━━━━━ Entries provided ━━━━━

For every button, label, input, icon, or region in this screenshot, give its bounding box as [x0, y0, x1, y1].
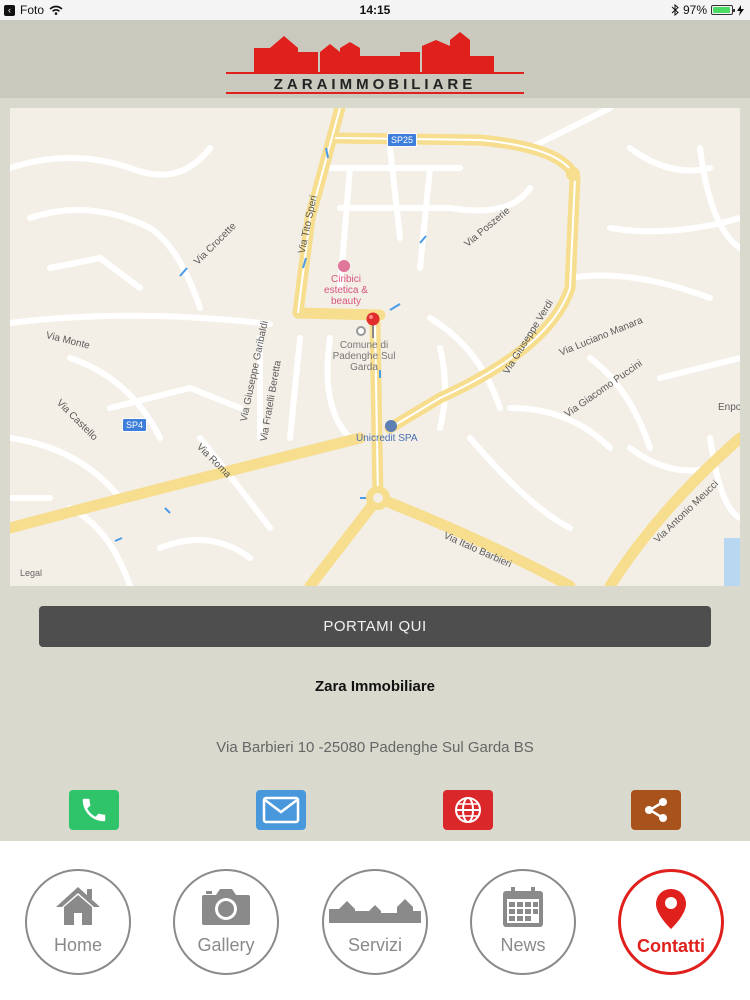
road-badge-sp4: SP4 — [122, 418, 148, 432]
status-time: 14:15 — [359, 3, 391, 17]
tab-label: News — [500, 935, 546, 955]
battery-icon — [711, 5, 735, 15]
tab-servizi[interactable]: Servizi — [322, 869, 428, 975]
logo[interactable]: ZARAIMMOBILIARE — [224, 26, 526, 94]
camera-icon — [202, 889, 250, 925]
poi-ciribici-label[interactable]: Ciribici estetica & beauty — [316, 274, 376, 307]
map-pin-icon — [656, 889, 686, 929]
share-button[interactable] — [631, 790, 681, 830]
company-name: Zara Immobiliare — [314, 678, 436, 695]
home-icon — [56, 887, 100, 925]
calendar-icon — [503, 887, 543, 927]
share-icon — [645, 798, 667, 822]
call-button[interactable] — [69, 790, 119, 830]
road-badge-sp25: SP25 — [387, 133, 418, 147]
bank-icon[interactable] — [385, 420, 397, 432]
status-right: 97% — [671, 3, 744, 17]
company-address: Via Barbieri 10 -25080 Padenghe Sul Gard… — [216, 739, 534, 756]
logo-text: ZARAIMMOBILIARE — [273, 76, 477, 93]
email-button[interactable] — [256, 790, 306, 830]
navigate-button[interactable]: PORTAMI QUI — [39, 606, 711, 647]
globe-icon — [455, 797, 481, 823]
location-pin-icon[interactable] — [366, 312, 380, 338]
tab-contatti[interactable]: Contatti — [618, 869, 724, 975]
bluetooth-icon — [671, 4, 679, 16]
poi-comune-label[interactable]: Comune di Padenghe Sul Garda — [330, 340, 398, 373]
battery-percent: 97% — [682, 3, 707, 17]
phone-icon — [82, 798, 106, 822]
website-button[interactable] — [443, 790, 493, 830]
charging-icon — [737, 4, 744, 16]
poi-enpo-label: Enpo — [718, 402, 740, 413]
tab-news[interactable]: News — [470, 869, 576, 975]
mail-icon — [262, 796, 300, 824]
skyline-icon — [329, 899, 421, 923]
map-view[interactable]: SP25 SP4 Via Tito Speri Via Crocette Via… — [10, 108, 740, 586]
tab-label: Servizi — [347, 935, 402, 955]
tab-label: Contatti — [637, 936, 705, 956]
status-bar: ‹ Foto 14:15 97% — [0, 0, 750, 20]
tab-bar: Home Gallery Servizi News Contatti — [0, 841, 750, 1000]
tab-label: Home — [53, 935, 102, 955]
tab-home[interactable]: Home — [25, 869, 131, 975]
app-header: ZARAIMMOBILIARE — [0, 20, 750, 98]
battery-level — [713, 7, 731, 13]
tab-gallery[interactable]: Gallery — [173, 869, 279, 975]
poi-comune-icon[interactable] — [356, 326, 366, 336]
poi-unicredit-label[interactable]: Unicredit SPA — [356, 433, 418, 444]
map-legal-link[interactable]: Legal — [20, 568, 42, 578]
tab-label: Gallery — [197, 935, 255, 955]
poi-ciribici-icon[interactable] — [338, 260, 350, 272]
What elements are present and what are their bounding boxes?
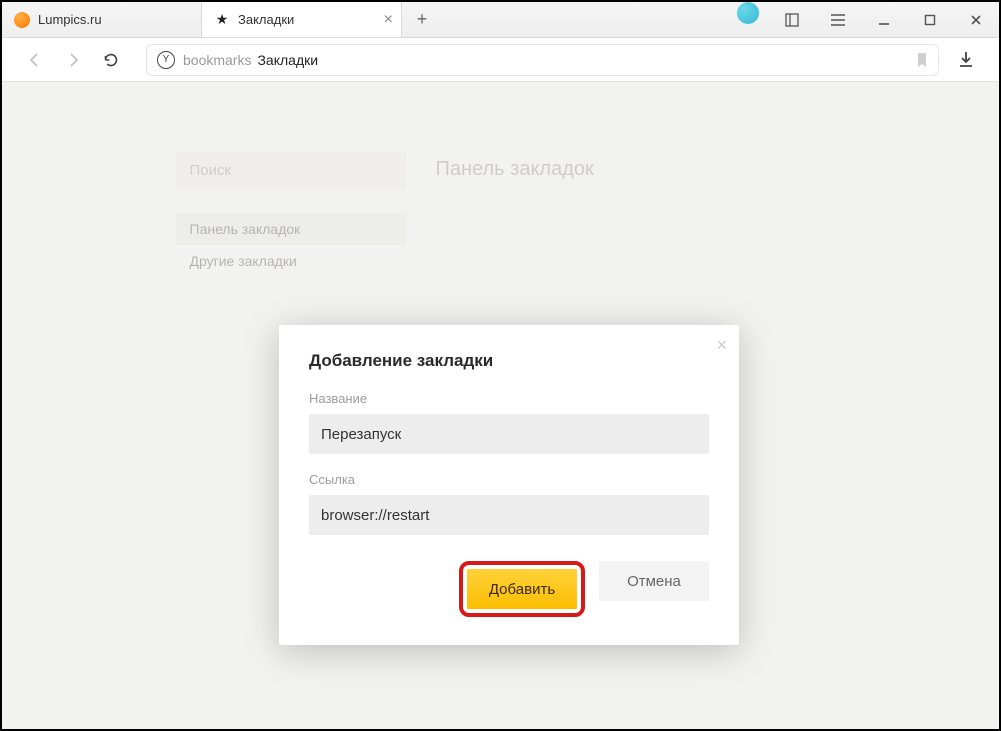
back-button[interactable]: [20, 45, 50, 75]
bookmarks-page: Поиск Панель закладок Другие закладки Па…: [176, 152, 826, 277]
forward-button[interactable]: [58, 45, 88, 75]
title-bar: Lumpics.ru ★ Закладки × +: [2, 2, 999, 38]
sidebar-item-other-bookmarks[interactable]: Другие закладки: [176, 245, 406, 277]
add-button-highlight: Добавить: [459, 561, 585, 617]
bookmarks-search[interactable]: Поиск: [176, 152, 406, 189]
tab-lumpics[interactable]: Lumpics.ru: [2, 2, 202, 37]
menu-icon[interactable]: [815, 2, 861, 38]
dialog-close-icon[interactable]: ×: [716, 335, 727, 356]
tab-bookmarks[interactable]: ★ Закладки ×: [202, 2, 402, 37]
cancel-button[interactable]: Отмена: [599, 561, 709, 601]
star-icon: ★: [214, 12, 230, 28]
viewport: Поиск Панель закладок Другие закладки Па…: [2, 82, 999, 729]
tab-close-icon[interactable]: ×: [384, 11, 393, 29]
url-title: Закладки: [257, 52, 318, 68]
bookmark-name-input[interactable]: [309, 414, 709, 454]
address-bar: Y bookmarks Закладки: [2, 38, 999, 82]
url-box[interactable]: Y bookmarks Закладки: [146, 44, 939, 76]
close-window-button[interactable]: [953, 2, 999, 38]
maximize-button[interactable]: [907, 2, 953, 38]
tab-label: Закладки: [238, 12, 294, 27]
downloads-button[interactable]: [951, 45, 981, 75]
yandex-icon: Y: [157, 51, 175, 69]
new-tab-button[interactable]: +: [402, 2, 442, 37]
reload-button[interactable]: [96, 45, 126, 75]
assistant-icon[interactable]: [737, 2, 759, 24]
sidebar-item-bookmarks-bar[interactable]: Панель закладок: [176, 213, 406, 245]
name-field-label: Название: [309, 391, 709, 406]
bookmarks-heading: Панель закладок: [428, 152, 826, 199]
favicon-orange-icon: [14, 12, 30, 28]
add-button[interactable]: Добавить: [467, 569, 577, 609]
add-bookmark-dialog: × Добавление закладки Название Ссылка До…: [279, 325, 739, 645]
bookmark-ribbon-icon[interactable]: [916, 52, 928, 68]
bookmarks-sidebar: Поиск Панель закладок Другие закладки: [176, 152, 406, 277]
url-field-label: Ссылка: [309, 472, 709, 487]
dialog-title: Добавление закладки: [309, 351, 709, 371]
tab-label: Lumpics.ru: [38, 12, 102, 27]
bookmarks-panel-icon[interactable]: [769, 2, 815, 38]
bookmark-url-input[interactable]: [309, 495, 709, 535]
minimize-button[interactable]: [861, 2, 907, 38]
dialog-actions: Добавить Отмена: [309, 561, 709, 617]
url-prefix: bookmarks: [183, 52, 251, 68]
bookmarks-main: Панель закладок: [428, 152, 826, 277]
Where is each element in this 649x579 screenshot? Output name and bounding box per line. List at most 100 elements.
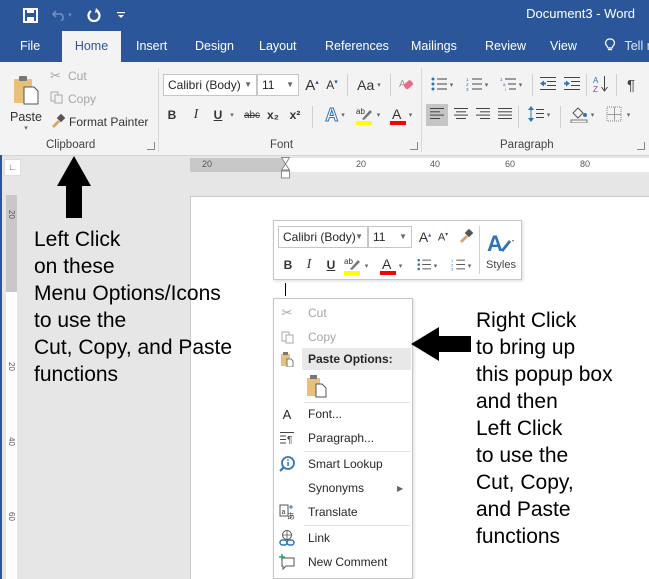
mini-grow-font-button[interactable]: A▴ [418,227,432,247]
align-right-button[interactable] [472,104,494,126]
clear-formatting-button[interactable]: A [396,75,416,95]
mini-format-painter-button[interactable] [456,227,474,247]
font-group-label: Font [270,139,294,151]
paste-button[interactable]: Paste ▾ [6,66,46,140]
submenu-arrow-icon: ▶ [397,483,404,493]
align-center-button[interactable] [450,104,472,126]
font-name-combo[interactable]: Calibri (Body) ▼ [163,74,257,96]
shrink-font-button[interactable]: A▾ [324,75,340,95]
mini-bullets-button[interactable]: ▾ [412,256,442,276]
mini-font-name-combo[interactable]: Calibri (Body) ▼ [278,226,368,248]
tab-review[interactable]: Review [476,31,535,62]
highlight-button[interactable]: ab ▾ [352,104,384,126]
tab-file[interactable]: File [11,31,49,62]
menu-item-label: Paste Options: [308,352,393,366]
clipboard-launcher-icon[interactable] [147,142,155,150]
text-effects-button[interactable]: A ▾ [320,104,350,126]
tab-design[interactable]: Design [186,31,243,62]
align-left-icon [430,108,444,122]
numbering-button[interactable]: 1 2 3 ▾ [462,74,492,96]
justify-button[interactable] [494,104,516,126]
mini-underline-button[interactable]: U [324,256,338,274]
shading-button[interactable]: ▾ [566,104,598,126]
menu-item-translate[interactable]: aあ Translate [274,501,412,523]
superscript-button[interactable]: x² [288,106,302,124]
mini-shrink-font-button[interactable]: A▾ [436,227,450,247]
tab-insert[interactable]: Insert [127,31,176,62]
styles-icon: A [487,231,515,257]
paragraph-launcher-icon[interactable] [637,142,645,150]
sort-az-icon: AZ [593,75,609,96]
ruler-tick-label: 60 [505,159,516,169]
mini-numbering-button[interactable]: 1 2 3 ▾ [446,256,476,276]
italic-button[interactable]: I [189,106,203,124]
menu-item-synonyms[interactable]: Synonyms ▶ [274,477,412,499]
paste-keep-formatting-button[interactable] [306,374,328,398]
menu-item-font[interactable]: A Font... [274,403,412,425]
grow-font-button[interactable]: A▴ [304,75,320,95]
mini-font-color-button[interactable]: A ▾ [376,255,406,277]
menu-item-new-comment[interactable]: New Comment [274,551,412,573]
line-spacing-button[interactable]: ▾ [524,104,554,126]
multilevel-list-icon: 1ai [500,77,516,94]
cut-button[interactable]: ✂ Cut [50,67,87,85]
sort-button[interactable]: AZ [591,74,611,96]
mini-highlight-button[interactable]: ab ▾ [341,255,371,277]
increase-indent-button[interactable] [562,74,582,96]
redo-icon[interactable] [84,5,104,25]
format-painter-button[interactable]: Format Painter [50,113,148,131]
strikethrough-button[interactable]: abc [243,106,261,124]
tab-layout[interactable]: Layout [250,31,306,62]
format-painter-icon [50,113,69,131]
tab-home[interactable]: Home [62,31,121,62]
mini-bold-button[interactable]: B [281,256,295,274]
styles-label: Styles [486,258,516,271]
font-color-button[interactable]: A ▾ [386,104,416,126]
svg-text:ab: ab [344,257,353,266]
chevron-down-icon: ▾ [398,263,403,270]
decrease-indent-button[interactable] [538,74,558,96]
font-icon: A [282,406,292,422]
underline-button[interactable]: U [211,106,225,124]
menu-item-smart-lookup[interactable]: Smart Lookup [274,453,412,475]
underline-dropdown[interactable]: ▾ [228,106,236,124]
copy-label: Copy [68,92,97,106]
undo-icon[interactable]: ▾ [50,5,74,25]
bold-button[interactable]: B [165,106,179,124]
align-left-button[interactable] [426,104,448,126]
mini-styles-button[interactable]: A Styles [482,225,520,277]
tab-selector-button[interactable]: ∟ [4,159,21,176]
menu-item-link[interactable]: Link [274,527,412,549]
menu-separator [304,451,410,452]
font-size-combo[interactable]: 11 ▼ [257,74,299,96]
menu-item-copy[interactable]: Copy [274,326,412,348]
paragraph-group-label: Paragraph [500,139,554,151]
borders-icon [606,106,622,125]
copy-button[interactable]: Copy [50,90,96,108]
tab-view[interactable]: View [541,31,586,62]
show-formatting-button[interactable]: ¶ [622,74,640,96]
menu-item-label: Cut [308,306,327,320]
font-launcher-icon[interactable] [410,142,418,150]
tell-me-search[interactable]: Tell me [596,31,649,62]
borders-button[interactable]: ▾ [602,104,634,126]
font-color-icon: A [389,105,406,125]
mini-font-size-combo[interactable]: 11 ▼ [368,226,412,248]
chevron-down-icon: ▾ [341,112,345,119]
menu-item-cut[interactable]: ✂ Cut [274,302,412,324]
scissors-icon: ✂ [50,68,61,83]
tab-references[interactable]: References [316,31,398,62]
svg-text:3: 3 [451,267,454,271]
mini-italic-button[interactable]: I [302,256,316,274]
change-case-button[interactable]: Aa ▾ [354,75,384,95]
grow-font-icon: A▴ [305,76,319,94]
indent-marker[interactable] [280,157,291,179]
multilevel-list-button[interactable]: 1 a i ▾ [496,74,526,96]
save-icon[interactable] [20,5,40,25]
bullets-button[interactable]: ▾ [427,74,457,96]
tab-mailings[interactable]: Mailings [402,31,466,62]
customize-icon[interactable] [114,5,128,25]
superscript-label: x² [289,108,301,122]
menu-item-paragraph[interactable]: ¶ Paragraph... [274,427,412,449]
subscript-button[interactable]: x₂ [266,106,280,124]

━━━━━

Written instruction: Copy the rows from the line with "back-button[interactable]: [20, 45, 50, 75]" to the line with "yandex-icon: Y: [157, 51, 175, 69]", including both of those lines, and reproduce them without any changes.

Result of the task:
back-button[interactable]: [20, 45, 50, 75]
bookmarks-page: Поиск Панель закладок Другие закладки Па…: [176, 152, 826, 277]
forward-button[interactable]: [58, 45, 88, 75]
title-bar: Lumpics.ru ★ Закладки × +: [2, 2, 999, 38]
sidebar-item-other-bookmarks[interactable]: Другие закладки: [176, 245, 406, 277]
add-button-highlight: Добавить: [459, 561, 585, 617]
bookmarks-search[interactable]: Поиск: [176, 152, 406, 189]
tab-lumpics[interactable]: Lumpics.ru: [2, 2, 202, 37]
menu-icon[interactable]: [815, 2, 861, 38]
dialog-close-icon[interactable]: ×: [716, 335, 727, 356]
tab-bookmarks[interactable]: ★ Закладки ×: [202, 2, 402, 37]
cancel-button[interactable]: Отмена: [599, 561, 709, 601]
star-icon: ★: [214, 12, 230, 28]
viewport: Поиск Панель закладок Другие закладки Па…: [2, 82, 999, 729]
tab-close-icon[interactable]: ×: [384, 11, 393, 29]
url-title: Закладки: [257, 52, 318, 68]
bookmark-name-input[interactable]: [309, 414, 709, 454]
address-bar: Y bookmarks Закладки: [2, 38, 999, 82]
url-box[interactable]: Y bookmarks Закладки: [146, 44, 939, 76]
close-window-button[interactable]: [953, 2, 999, 38]
maximize-button[interactable]: [907, 2, 953, 38]
tab-label: Закладки: [238, 12, 294, 27]
downloads-button[interactable]: [951, 45, 981, 75]
yandex-icon: Y: [157, 51, 175, 69]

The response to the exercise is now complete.